Each entry below should be echoed exactly, with pictures omitted.

================

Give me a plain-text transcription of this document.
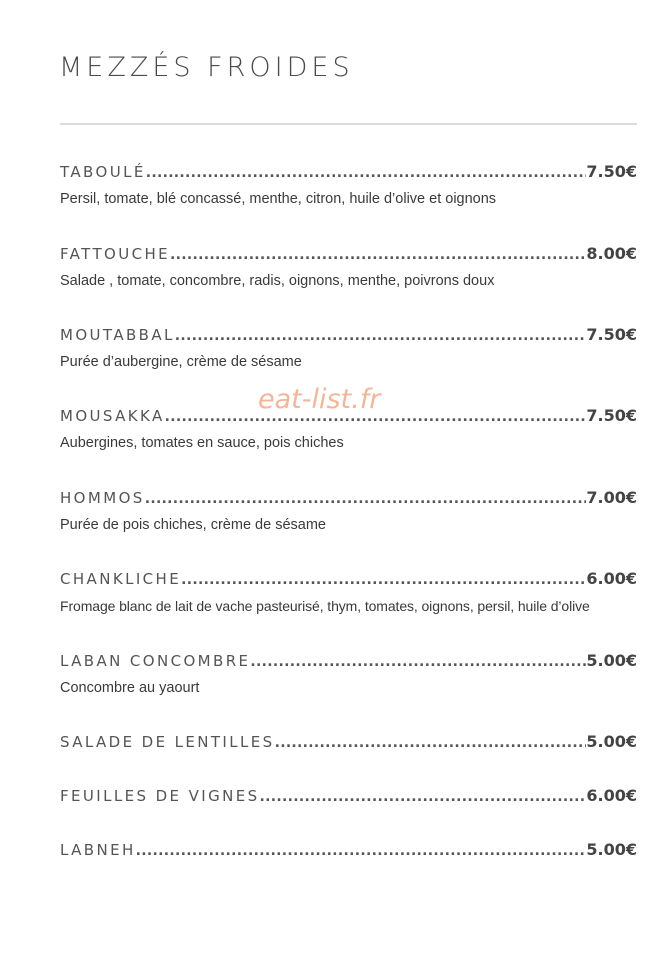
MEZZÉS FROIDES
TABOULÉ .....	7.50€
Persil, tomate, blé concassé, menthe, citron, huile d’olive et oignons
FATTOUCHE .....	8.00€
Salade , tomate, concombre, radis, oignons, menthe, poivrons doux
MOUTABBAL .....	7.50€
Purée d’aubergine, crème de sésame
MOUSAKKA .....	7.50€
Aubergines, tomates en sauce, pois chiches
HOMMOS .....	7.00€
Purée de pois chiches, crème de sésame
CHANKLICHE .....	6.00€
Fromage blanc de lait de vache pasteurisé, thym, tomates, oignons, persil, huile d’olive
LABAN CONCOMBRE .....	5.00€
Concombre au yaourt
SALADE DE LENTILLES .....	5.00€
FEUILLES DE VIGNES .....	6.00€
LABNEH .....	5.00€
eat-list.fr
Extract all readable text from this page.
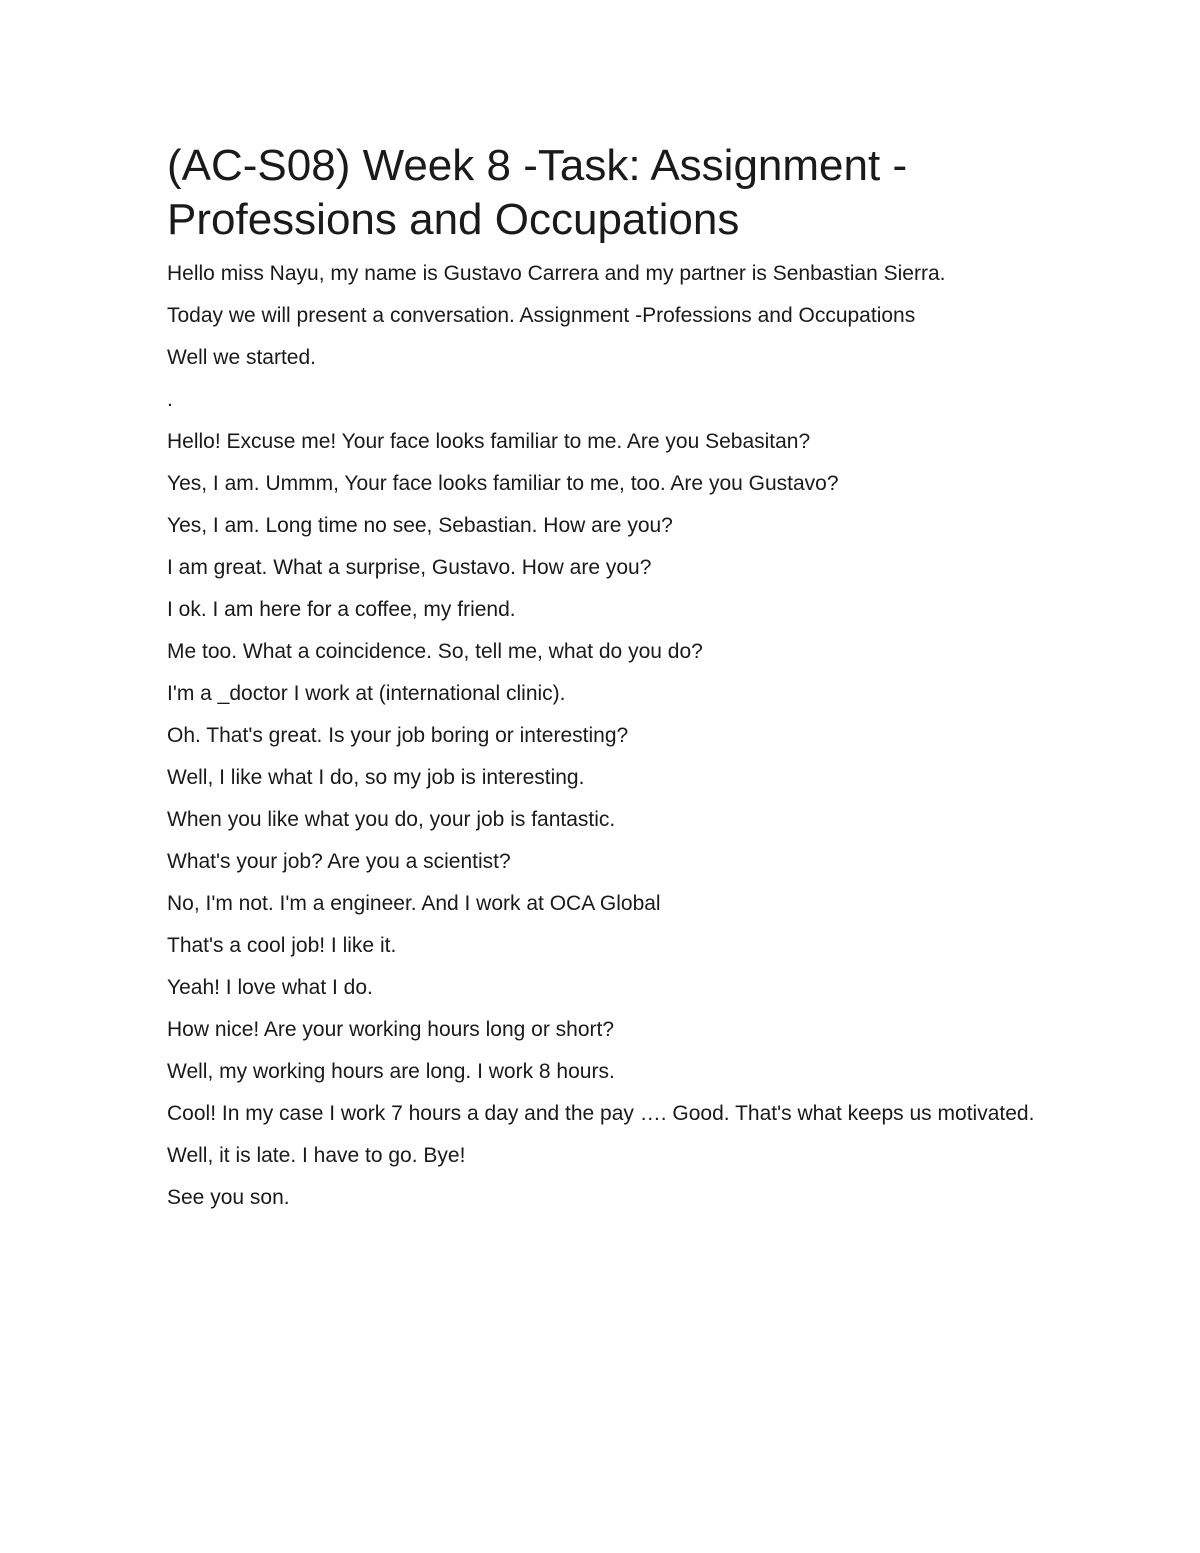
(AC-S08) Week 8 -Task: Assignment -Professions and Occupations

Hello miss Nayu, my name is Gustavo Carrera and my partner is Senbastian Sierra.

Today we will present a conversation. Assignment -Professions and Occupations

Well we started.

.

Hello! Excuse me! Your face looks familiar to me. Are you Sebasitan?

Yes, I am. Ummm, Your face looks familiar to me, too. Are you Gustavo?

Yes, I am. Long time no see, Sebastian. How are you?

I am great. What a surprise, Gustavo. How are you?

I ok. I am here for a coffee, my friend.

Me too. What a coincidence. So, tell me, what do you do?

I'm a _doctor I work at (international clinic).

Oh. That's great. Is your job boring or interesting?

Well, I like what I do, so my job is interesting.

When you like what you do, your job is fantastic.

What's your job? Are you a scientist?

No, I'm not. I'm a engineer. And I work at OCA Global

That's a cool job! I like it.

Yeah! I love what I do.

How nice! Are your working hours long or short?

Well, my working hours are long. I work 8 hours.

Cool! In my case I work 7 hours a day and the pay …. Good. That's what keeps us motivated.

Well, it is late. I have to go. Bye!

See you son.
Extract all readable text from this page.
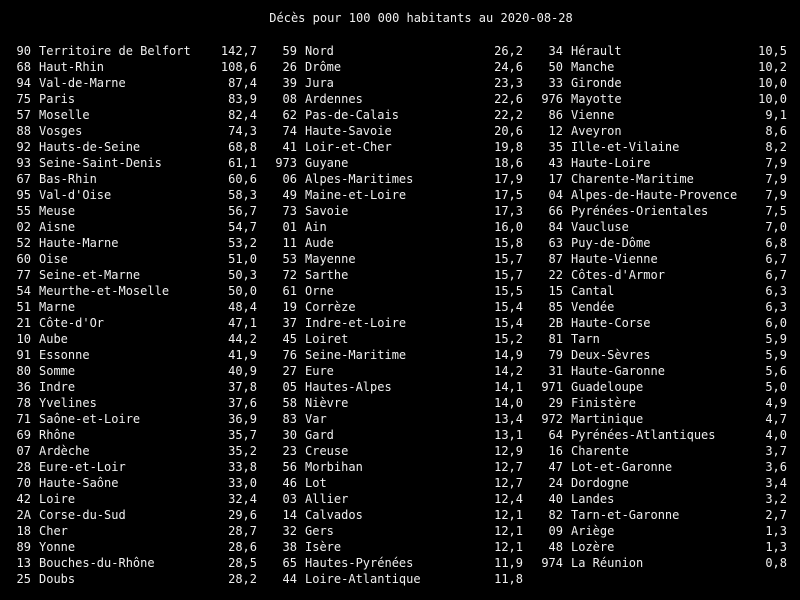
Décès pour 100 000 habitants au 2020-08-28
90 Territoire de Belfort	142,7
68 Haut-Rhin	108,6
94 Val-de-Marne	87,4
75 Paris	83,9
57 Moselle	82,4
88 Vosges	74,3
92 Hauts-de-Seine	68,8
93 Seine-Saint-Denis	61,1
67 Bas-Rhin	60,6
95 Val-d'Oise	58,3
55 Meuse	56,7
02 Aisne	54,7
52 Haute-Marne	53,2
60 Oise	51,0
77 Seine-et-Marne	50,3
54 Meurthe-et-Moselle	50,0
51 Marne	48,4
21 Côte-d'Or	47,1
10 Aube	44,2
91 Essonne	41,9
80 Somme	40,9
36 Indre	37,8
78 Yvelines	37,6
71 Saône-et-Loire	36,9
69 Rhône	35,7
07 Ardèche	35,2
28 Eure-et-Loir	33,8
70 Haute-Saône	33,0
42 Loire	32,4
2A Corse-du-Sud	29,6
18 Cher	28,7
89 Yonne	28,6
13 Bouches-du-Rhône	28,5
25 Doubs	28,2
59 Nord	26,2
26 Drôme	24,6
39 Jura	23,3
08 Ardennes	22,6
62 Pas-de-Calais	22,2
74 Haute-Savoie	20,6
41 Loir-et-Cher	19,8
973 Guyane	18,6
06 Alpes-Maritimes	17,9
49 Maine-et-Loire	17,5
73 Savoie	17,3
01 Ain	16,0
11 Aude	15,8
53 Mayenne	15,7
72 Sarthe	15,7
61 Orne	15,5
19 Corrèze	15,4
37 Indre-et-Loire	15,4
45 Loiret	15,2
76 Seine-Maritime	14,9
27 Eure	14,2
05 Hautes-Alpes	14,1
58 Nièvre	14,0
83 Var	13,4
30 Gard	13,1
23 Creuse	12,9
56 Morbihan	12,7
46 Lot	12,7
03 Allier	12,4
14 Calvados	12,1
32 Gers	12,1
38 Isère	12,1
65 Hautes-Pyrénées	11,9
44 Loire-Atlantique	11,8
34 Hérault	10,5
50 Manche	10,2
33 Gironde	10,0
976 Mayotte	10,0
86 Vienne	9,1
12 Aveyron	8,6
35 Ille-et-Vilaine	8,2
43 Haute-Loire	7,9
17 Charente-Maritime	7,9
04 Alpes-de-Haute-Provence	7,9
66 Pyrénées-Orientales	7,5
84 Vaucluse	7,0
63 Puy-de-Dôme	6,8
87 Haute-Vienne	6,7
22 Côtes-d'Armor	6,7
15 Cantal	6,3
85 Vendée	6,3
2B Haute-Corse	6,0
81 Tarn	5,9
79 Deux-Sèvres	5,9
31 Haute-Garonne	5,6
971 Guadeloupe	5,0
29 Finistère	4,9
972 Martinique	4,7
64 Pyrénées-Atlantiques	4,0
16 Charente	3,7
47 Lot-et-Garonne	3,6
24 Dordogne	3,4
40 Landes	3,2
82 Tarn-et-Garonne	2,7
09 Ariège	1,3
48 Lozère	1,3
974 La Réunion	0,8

================

### Expected answer:
Give me a plain-text transcription of this document.
MEZZÉS FROIDES
TABOULÉ .....	7.50€
Persil, tomate, blé concassé, menthe, citron, huile d’olive et oignons
FATTOUCHE .....	8.00€
Salade , tomate, concombre, radis, oignons, menthe, poivrons doux
MOUTABBAL .....	7.50€
Purée d’aubergine, crème de sésame
MOUSAKKA .....	7.50€
Aubergines, tomates en sauce, pois chiches
HOMMOS .....	7.00€
Purée de pois chiches, crème de sésame
CHANKLICHE .....	6.00€
Fromage blanc de lait de vache pasteurisé, thym, tomates, oignons, persil, huile d’olive
LABAN CONCOMBRE .....	5.00€
Concombre au yaourt
SALADE DE LENTILLES .....	5.00€
FEUILLES DE VIGNES .....	6.00€
LABNEH .....	5.00€
eat-list.fr
Extract all readable text from this page.
(AC-S08) Week 8 -Task: Assignment -Professions and Occupations

Hello miss Nayu, my name is Gustavo Carrera and my partner is Senbastian Sierra.

Today we will present a conversation. Assignment -Professions and Occupations

Well we started.

.

Hello! Excuse me! Your face looks familiar to me. Are you Sebasitan?

Yes, I am. Ummm, Your face looks familiar to me, too. Are you Gustavo?

Yes, I am. Long time no see, Sebastian. How are you?

I am great. What a surprise, Gustavo. How are you?

I ok. I am here for a coffee, my friend.

Me too. What a coincidence. So, tell me, what do you do?

I'm a _doctor I work at (international clinic).

Oh. That's great. Is your job boring or interesting?

Well, I like what I do, so my job is interesting.

When you like what you do, your job is fantastic.

What's your job? Are you a scientist?

No, I'm not. I'm a engineer. And I work at OCA Global

That's a cool job! I like it.

Yeah! I love what I do.

How nice! Are your working hours long or short?

Well, my working hours are long. I work 8 hours.

Cool! In my case I work 7 hours a day and the pay …. Good. That's what keeps us motivated.

Well, it is late. I have to go. Bye!

See you son.
Extract all readable text from this page.
Décès pour 100 000 habitants au 2020-08-28
90 Territoire de Belfort	142,7
68 Haut-Rhin	108,6
94 Val-de-Marne	87,4
75 Paris	83,9
57 Moselle	82,4
88 Vosges	74,3
92 Hauts-de-Seine	68,8
93 Seine-Saint-Denis	61,1
67 Bas-Rhin	60,6
95 Val-d'Oise	58,3
55 Meuse	56,7
02 Aisne	54,7
52 Haute-Marne	53,2
60 Oise	51,0
77 Seine-et-Marne	50,3
54 Meurthe-et-Moselle	50,0
51 Marne	48,4
21 Côte-d'Or	47,1
10 Aube	44,2
91 Essonne	41,9
80 Somme	40,9
36 Indre	37,8
78 Yvelines	37,6
71 Saône-et-Loire	36,9
69 Rhône	35,7
07 Ardèche	35,2
28 Eure-et-Loir	33,8
70 Haute-Saône	33,0
42 Loire	32,4
2A Corse-du-Sud	29,6
18 Cher	28,7
89 Yonne	28,6
13 Bouches-du-Rhône	28,5
25 Doubs	28,2
59 Nord	26,2
26 Drôme	24,6
39 Jura	23,3
08 Ardennes	22,6
62 Pas-de-Calais	22,2
74 Haute-Savoie	20,6
41 Loir-et-Cher	19,8
973 Guyane	18,6
06 Alpes-Maritimes	17,9
49 Maine-et-Loire	17,5
73 Savoie	17,3
01 Ain	16,0
11 Aude	15,8
53 Mayenne	15,7
72 Sarthe	15,7
61 Orne	15,5
19 Corrèze	15,4
37 Indre-et-Loire	15,4
45 Loiret	15,2
76 Seine-Maritime	14,9
27 Eure	14,2
05 Hautes-Alpes	14,1
58 Nièvre	14,0
83 Var	13,4
30 Gard	13,1
23 Creuse	12,9
56 Morbihan	12,7
46 Lot	12,7
03 Allier	12,4
14 Calvados	12,1
32 Gers	12,1
38 Isère	12,1
65 Hautes-Pyrénées	11,9
44 Loire-Atlantique	11,8
34 Hérault	10,5
50 Manche	10,2
33 Gironde	10,0
976 Mayotte	10,0
86 Vienne	9,1
12 Aveyron	8,6
35 Ille-et-Vilaine	8,2
43 Haute-Loire	7,9
17 Charente-Maritime	7,9
04 Alpes-de-Haute-Provence	7,9
66 Pyrénées-Orientales	7,5
84 Vaucluse	7,0
63 Puy-de-Dôme	6,8
87 Haute-Vienne	6,7
22 Côtes-d'Armor	6,7
15 Cantal	6,3
85 Vendée	6,3
2B Haute-Corse	6,0
81 Tarn	5,9
79 Deux-Sèvres	5,9
31 Haute-Garonne	5,6
971 Guadeloupe	5,0
29 Finistère	4,9
972 Martinique	4,7
64 Pyrénées-Atlantiques	4,0
16 Charente	3,7
47 Lot-et-Garonne	3,6
24 Dordogne	3,4
40 Landes	3,2
82 Tarn-et-Garonne	2,7
09 Ariège	1,3
48 Lozère	1,3
974 La Réunion	0,8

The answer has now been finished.